Seitenauszug:
Die politisch/mediale Idealisierung der Europäischen Gemeinschaft, dem Phantom, wie Lutz Herden sie zutreffend charakterisiert, ist nicht mehr als ein zweckdienliches Narrativ, für die Organisation des Reichtums zulasten der jeweils Schwächeren. Austeritätsprogramme in Verbindung mit Schuldenbremsen dienen der Zerstörung sozialer Sicherungssysteme, auf die Bevölkerungen angewiesen sind, und dem Ausverkauf des Tafelsilbers zu Gunsten der monetären Machthaber.
Das Ganze ist ein Machwerk, das zudem die kriminellen Energien dieser monetären Machthaber großzügig belohnt. Den referenziellen Bezug stellt die die 50-Billionen-US-Dollar-Sause dieser Spezies dar, nur noch getoppt von verkommenen Zerstörungskriegen des supranationalen Angriffsbündnisses der westlichen Wertegemeinschaft. Dann waren die europäischen Nationen in ihrer Brothers-In-Arms-Mentalität nicht zu überbieten.
Und so halten sie es auch letztlich auch im Binnenverhältnis: Sie fallen übereinander her und lassen sich dafür noch mit einem Friedensnobelpreis dekorieren. Für „für über sechs Jahrzehnte Beitrag zur Förderung von Frieden und Versöhnung, Demokratie und Menschenrechten in Europa“.
Thema Europäische Gemeinschaft
Europäische Union vs. Bürger
EU: Ein Kartell der europäischen Regierungen
EU-Friedensnobelpreis für das supranationale Angriffsbündnis
die "zerstörung sozialer sicherungs-systeme", deren fehlender aufbau
ist nicht nur der organisations-schwäche der betroffenen zuzurechnen,
sondern oft mangelnder produktivität/miß-wirtschaft geschuldet.
gouvernementale korruption/verderbnis ist mit aus-hilfen nicht abzustellen.
aber schnell ist das schreckens-bild über-natürlicher mächte des bösen gezeichnet:
nicht gerade ein ansporn für sozial-praktische besserung.
Sie wissen doch, dass ich systemisch denke unter Einbeziehung von Genese und Situationsanalyse.

Verfügbares Material:
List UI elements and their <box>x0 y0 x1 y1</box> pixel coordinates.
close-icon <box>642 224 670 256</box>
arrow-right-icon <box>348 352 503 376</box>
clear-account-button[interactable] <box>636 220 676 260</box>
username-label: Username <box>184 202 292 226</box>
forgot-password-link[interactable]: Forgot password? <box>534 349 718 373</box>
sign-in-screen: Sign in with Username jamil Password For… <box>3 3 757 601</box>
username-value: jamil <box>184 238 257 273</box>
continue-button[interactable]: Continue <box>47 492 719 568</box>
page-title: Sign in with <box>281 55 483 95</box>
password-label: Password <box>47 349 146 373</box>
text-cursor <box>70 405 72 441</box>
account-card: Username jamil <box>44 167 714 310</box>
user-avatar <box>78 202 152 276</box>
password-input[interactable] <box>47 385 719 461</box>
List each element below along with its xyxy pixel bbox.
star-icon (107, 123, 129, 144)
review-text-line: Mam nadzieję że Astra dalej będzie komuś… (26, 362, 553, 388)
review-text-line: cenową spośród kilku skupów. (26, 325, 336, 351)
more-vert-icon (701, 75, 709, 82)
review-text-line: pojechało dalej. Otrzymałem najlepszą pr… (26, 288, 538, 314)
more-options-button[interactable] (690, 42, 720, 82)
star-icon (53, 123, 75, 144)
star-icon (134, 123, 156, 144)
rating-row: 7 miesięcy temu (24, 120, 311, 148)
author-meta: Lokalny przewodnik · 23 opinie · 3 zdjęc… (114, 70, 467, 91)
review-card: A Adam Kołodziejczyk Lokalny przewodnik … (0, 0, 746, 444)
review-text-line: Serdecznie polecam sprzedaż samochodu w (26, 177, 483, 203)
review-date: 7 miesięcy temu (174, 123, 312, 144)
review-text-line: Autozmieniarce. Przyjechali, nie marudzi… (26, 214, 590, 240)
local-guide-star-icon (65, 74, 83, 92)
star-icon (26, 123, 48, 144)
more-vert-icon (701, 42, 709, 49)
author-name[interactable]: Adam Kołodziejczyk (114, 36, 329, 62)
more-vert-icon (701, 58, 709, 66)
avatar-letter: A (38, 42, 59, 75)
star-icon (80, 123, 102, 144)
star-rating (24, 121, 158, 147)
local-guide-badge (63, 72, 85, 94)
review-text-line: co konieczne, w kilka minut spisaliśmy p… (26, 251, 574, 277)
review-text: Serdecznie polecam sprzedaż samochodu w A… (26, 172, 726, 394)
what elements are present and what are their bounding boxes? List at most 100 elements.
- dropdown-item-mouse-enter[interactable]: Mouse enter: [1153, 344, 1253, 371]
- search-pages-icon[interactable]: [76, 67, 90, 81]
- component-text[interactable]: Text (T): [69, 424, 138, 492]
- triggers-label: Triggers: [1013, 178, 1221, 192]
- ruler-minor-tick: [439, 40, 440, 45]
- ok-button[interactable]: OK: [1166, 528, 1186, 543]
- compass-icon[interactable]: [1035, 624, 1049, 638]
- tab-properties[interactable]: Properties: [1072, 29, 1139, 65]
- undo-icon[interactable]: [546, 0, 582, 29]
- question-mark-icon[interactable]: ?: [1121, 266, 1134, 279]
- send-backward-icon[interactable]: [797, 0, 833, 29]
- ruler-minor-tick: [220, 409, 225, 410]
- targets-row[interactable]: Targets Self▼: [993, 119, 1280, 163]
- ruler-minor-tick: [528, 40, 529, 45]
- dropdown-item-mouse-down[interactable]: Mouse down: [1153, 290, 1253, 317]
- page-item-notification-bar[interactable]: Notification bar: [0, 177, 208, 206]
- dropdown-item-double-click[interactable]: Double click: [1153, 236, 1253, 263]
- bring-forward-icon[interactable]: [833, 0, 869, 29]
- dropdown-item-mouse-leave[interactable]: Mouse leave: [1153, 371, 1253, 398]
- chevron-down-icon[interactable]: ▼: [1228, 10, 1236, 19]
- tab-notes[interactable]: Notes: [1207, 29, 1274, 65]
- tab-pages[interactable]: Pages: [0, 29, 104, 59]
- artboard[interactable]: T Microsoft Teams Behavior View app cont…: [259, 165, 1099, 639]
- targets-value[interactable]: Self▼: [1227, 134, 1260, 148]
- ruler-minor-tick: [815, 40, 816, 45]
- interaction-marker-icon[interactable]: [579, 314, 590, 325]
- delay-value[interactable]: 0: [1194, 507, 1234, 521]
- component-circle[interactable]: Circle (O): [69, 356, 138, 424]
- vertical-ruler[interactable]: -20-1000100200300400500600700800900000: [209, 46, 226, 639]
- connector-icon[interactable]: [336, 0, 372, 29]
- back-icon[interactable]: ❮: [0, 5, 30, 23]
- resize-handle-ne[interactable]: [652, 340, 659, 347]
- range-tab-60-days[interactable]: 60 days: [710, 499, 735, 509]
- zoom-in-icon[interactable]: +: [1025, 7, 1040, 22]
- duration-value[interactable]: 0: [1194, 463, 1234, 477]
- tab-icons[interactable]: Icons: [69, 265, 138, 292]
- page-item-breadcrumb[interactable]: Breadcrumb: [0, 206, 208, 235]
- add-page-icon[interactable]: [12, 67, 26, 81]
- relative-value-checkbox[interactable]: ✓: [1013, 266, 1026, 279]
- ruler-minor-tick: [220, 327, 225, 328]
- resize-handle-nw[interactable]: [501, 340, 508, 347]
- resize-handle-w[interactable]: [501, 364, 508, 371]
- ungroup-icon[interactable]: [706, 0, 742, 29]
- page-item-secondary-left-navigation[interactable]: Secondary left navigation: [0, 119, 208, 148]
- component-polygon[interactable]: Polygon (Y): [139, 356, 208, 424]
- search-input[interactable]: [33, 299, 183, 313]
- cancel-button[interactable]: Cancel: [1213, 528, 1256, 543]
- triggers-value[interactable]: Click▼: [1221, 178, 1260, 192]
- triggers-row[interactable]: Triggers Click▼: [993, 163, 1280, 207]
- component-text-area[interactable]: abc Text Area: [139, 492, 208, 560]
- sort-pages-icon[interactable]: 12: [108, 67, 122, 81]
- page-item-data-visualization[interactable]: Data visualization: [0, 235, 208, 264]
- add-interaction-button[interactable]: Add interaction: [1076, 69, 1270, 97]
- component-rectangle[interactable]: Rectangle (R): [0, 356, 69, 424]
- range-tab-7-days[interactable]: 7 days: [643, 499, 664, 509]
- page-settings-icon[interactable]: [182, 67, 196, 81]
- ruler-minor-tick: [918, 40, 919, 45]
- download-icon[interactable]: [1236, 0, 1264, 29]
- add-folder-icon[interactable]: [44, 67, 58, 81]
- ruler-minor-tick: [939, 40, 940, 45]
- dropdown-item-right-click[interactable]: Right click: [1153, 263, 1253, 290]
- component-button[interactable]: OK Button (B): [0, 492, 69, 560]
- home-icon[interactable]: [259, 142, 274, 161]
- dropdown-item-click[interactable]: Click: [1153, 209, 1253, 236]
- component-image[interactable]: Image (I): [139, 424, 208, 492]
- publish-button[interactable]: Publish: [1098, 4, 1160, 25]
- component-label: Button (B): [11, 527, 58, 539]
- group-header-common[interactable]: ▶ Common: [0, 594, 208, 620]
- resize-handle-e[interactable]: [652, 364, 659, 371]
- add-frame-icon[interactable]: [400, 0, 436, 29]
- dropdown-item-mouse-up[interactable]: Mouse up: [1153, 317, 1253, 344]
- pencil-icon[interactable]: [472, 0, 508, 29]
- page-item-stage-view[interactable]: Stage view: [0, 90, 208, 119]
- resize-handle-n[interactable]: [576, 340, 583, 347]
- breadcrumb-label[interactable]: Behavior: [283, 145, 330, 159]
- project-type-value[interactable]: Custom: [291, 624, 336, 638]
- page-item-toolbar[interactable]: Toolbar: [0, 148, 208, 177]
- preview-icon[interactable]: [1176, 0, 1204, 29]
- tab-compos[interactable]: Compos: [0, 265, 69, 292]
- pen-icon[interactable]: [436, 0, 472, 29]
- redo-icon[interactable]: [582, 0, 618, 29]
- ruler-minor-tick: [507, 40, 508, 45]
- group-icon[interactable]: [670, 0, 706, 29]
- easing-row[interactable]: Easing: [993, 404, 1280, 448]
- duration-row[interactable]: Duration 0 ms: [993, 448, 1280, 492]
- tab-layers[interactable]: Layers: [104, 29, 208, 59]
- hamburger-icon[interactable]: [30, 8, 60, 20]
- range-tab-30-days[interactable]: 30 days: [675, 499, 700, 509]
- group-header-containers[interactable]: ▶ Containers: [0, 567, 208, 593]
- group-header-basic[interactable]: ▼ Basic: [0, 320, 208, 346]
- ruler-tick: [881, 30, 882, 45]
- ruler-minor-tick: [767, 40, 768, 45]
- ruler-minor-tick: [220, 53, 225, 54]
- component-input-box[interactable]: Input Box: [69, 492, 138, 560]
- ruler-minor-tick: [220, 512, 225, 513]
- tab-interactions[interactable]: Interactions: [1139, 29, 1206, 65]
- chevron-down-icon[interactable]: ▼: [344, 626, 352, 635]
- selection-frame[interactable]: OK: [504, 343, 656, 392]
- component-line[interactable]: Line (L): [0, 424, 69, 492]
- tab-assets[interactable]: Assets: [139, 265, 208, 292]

Aufgaben:
1. Gib aus dem Seitenauszug den Abschnitt wörtlich aus, der mit den Worten „Thema Europäische Gemeinschaft“ beginnt und nach „für sozial-praktische besserung.“ endet.
2. Prüfe anhand des Seitenauszugs, ob die folgenden Aussagen stimmen. Antworte jeweils mit Ja oder Nein und zitiere die entscheidenden Worte wörtlich.
(a) Austeritätsprogramme in Verbindung mit Schuldenbremsen dienen der Zerstörung sozialer Sicherungssysteme.
(b) Der Friedensnobelpreis wurde für über acht Jahrzehnte Beitrag zur Förderung von Frieden verliehen.
(c) Gouvernementale Korruption lässt sich mit Aushilfen abstellen.
3. Schreibe den Seitenauszug über die Europäische Gemeinschaft im Anschluss an seinen letzten Satz weiter.

Lösungen:
1.
Thema Europäische Gemeinschaft
Europäische Union vs. Bürger
EU: Ein Kartell der europäischen Regierungen
EU-Friedensnobelpreis für das supranationale Angriffsbündnis
die "zerstörung sozialer sicherungs-systeme", deren fehlender aufbau
ist nicht nur der organisations-schwäche der betroffenen zuzurechnen,
sondern oft mangelnder produktivität/miß-wirtschaft geschuldet.
gouvernementale korruption/verderbnis ist mit aus-hilfen nicht abzustellen.
aber schnell ist das schreckens-bild über-natürlicher mächte des bösen gezeichnet:
nicht gerade ein ansporn für sozial-praktische besserung.

2.
(a) Ja: „Austeritätsprogramme in Verbindung mit Schuldenbremsen dienen der Zerstörung sozialer Sicherungssysteme“
(b) Nein: „für über sechs Jahrzehnte Beitrag zur Förderung von Frieden und Versöhnung, Demokratie und Menschenrechten in Europa“
(c) Nein: „gouvernementale korruption/verderbnis ist mit aus-hilfen nicht abzustellen.“

3.
Die hier agierenden Personen sind politische Mandatsträger mit dem Auftrag, ein Gemeinwesen zu organisieren, doch sie verstehen sich als das Personal der monetären Machthaber und agieren auch so.
Es wäre sinnvoll, Ihre Replik an DIESE Adresse zu richten.
Als sollte für alle Zeit der Nachweis erbracht werden: Die EU ist keine Solidargemeinschaft, sondern ein Zweckverband kühl kalkulierender Regierungschefs.
Ich wäre mit einem Zweckverband absolut einverstanden. Wenn sie gemeinsame Interessen klug vertreten und erkennen, dass reine Konkurrenz und Gegnerschaft nichts bringen, wäre das schon o.k. Fakt ist, dass die Selbstdarstellung mancher Regierungschefs einem den Glauben an die Vernunft nehmen können.
"Dann ist es tatsächlich so weit, und die USA und China erfahren, dass dieser Rivale mehr Phantom als gefährlich ist."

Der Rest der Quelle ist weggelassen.